[START Input material]

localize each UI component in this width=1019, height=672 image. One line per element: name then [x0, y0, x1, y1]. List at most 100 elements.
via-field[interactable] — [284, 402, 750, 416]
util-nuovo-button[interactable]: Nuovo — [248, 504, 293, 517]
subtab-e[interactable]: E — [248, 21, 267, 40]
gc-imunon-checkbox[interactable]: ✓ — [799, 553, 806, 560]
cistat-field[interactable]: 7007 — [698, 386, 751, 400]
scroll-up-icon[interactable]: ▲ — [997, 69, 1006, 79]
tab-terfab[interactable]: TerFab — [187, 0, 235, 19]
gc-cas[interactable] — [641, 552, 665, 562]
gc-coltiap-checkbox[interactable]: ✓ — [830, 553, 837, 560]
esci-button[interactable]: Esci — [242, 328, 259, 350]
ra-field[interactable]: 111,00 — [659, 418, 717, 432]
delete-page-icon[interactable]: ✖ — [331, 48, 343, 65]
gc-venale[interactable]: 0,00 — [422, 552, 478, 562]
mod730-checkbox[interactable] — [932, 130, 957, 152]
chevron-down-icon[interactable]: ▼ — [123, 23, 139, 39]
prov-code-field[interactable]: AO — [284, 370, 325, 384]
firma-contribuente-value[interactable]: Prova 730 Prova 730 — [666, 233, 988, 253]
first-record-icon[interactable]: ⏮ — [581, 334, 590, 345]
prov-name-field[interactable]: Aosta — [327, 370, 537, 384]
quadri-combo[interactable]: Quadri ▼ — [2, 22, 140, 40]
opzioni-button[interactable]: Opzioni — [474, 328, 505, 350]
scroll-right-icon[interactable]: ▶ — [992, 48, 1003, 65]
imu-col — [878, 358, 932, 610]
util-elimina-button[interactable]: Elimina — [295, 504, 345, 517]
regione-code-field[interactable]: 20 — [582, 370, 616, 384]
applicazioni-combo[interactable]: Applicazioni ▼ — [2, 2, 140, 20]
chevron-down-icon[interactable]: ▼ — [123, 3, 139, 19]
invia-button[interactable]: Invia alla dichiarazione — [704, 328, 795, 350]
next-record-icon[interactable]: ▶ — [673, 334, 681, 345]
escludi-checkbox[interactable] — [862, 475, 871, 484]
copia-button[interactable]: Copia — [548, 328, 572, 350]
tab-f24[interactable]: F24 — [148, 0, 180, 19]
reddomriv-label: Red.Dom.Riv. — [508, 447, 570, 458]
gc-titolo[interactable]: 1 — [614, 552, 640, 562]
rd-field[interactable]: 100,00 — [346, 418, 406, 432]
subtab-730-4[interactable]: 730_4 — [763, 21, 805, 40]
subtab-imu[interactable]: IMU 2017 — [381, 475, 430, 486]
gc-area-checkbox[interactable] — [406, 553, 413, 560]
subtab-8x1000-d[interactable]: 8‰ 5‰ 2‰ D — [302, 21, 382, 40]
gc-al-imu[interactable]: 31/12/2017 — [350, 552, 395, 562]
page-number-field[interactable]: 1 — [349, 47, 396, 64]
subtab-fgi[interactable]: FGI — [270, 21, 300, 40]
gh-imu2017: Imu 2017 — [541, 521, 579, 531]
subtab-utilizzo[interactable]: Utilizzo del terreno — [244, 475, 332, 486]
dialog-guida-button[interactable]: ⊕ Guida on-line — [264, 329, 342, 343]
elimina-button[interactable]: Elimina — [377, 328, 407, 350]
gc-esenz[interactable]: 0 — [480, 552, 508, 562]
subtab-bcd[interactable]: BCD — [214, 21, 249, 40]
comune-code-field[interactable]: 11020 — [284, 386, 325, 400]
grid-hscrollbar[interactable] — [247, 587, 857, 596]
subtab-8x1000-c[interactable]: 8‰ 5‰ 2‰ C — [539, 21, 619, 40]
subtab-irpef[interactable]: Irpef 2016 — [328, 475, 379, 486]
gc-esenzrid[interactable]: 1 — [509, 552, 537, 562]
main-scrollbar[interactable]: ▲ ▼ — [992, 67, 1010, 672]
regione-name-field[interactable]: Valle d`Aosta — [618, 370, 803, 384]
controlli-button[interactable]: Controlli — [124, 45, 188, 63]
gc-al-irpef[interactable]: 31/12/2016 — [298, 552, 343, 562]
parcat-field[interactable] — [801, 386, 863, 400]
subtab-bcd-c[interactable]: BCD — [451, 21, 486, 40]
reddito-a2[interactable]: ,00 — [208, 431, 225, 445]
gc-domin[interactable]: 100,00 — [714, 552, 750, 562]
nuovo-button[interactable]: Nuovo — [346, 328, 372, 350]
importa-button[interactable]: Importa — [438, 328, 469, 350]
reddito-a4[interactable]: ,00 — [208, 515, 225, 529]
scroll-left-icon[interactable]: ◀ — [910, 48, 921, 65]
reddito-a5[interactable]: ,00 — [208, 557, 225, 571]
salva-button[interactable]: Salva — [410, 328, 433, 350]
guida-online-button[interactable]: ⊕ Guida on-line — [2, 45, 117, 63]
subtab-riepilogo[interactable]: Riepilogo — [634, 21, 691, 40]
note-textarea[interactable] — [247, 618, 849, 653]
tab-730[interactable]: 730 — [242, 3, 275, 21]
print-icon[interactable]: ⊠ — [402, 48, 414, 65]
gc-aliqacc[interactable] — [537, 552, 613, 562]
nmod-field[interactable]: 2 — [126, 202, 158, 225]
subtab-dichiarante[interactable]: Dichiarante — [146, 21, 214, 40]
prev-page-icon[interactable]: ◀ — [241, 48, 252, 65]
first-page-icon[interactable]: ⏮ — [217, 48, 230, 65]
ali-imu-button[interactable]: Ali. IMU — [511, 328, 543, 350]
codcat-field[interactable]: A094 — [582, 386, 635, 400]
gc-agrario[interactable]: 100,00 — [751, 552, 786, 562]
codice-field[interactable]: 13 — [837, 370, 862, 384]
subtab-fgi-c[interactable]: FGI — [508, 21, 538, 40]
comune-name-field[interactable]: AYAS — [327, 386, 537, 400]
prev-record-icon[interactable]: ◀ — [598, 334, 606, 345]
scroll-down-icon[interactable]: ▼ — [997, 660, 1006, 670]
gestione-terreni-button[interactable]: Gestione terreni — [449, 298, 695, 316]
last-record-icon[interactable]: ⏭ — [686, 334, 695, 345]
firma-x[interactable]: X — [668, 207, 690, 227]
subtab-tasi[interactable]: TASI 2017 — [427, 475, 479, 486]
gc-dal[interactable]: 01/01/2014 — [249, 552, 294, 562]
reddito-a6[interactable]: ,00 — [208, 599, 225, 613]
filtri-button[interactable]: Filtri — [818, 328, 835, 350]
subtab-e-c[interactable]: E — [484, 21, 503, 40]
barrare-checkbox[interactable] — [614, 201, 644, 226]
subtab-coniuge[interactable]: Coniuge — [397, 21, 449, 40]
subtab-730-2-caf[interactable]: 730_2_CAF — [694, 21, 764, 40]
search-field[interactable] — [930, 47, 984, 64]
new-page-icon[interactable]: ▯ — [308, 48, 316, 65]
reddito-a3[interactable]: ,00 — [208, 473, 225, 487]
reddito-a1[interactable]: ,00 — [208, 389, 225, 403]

[END Input material]

Given task
Copy the records word for word, starting at the very beginning and ending at the line that contains "subtab-e[interactable]: E —", including that line.

Reply
localize each UI component in this width=1019, height=672 image. One line per element: name then [x0, y0, x1, y1]. List at most 100 elements.
via-field[interactable] — [284, 402, 750, 416]
util-nuovo-button[interactable]: Nuovo — [248, 504, 293, 517]
subtab-e[interactable]: E — [248, 21, 267, 40]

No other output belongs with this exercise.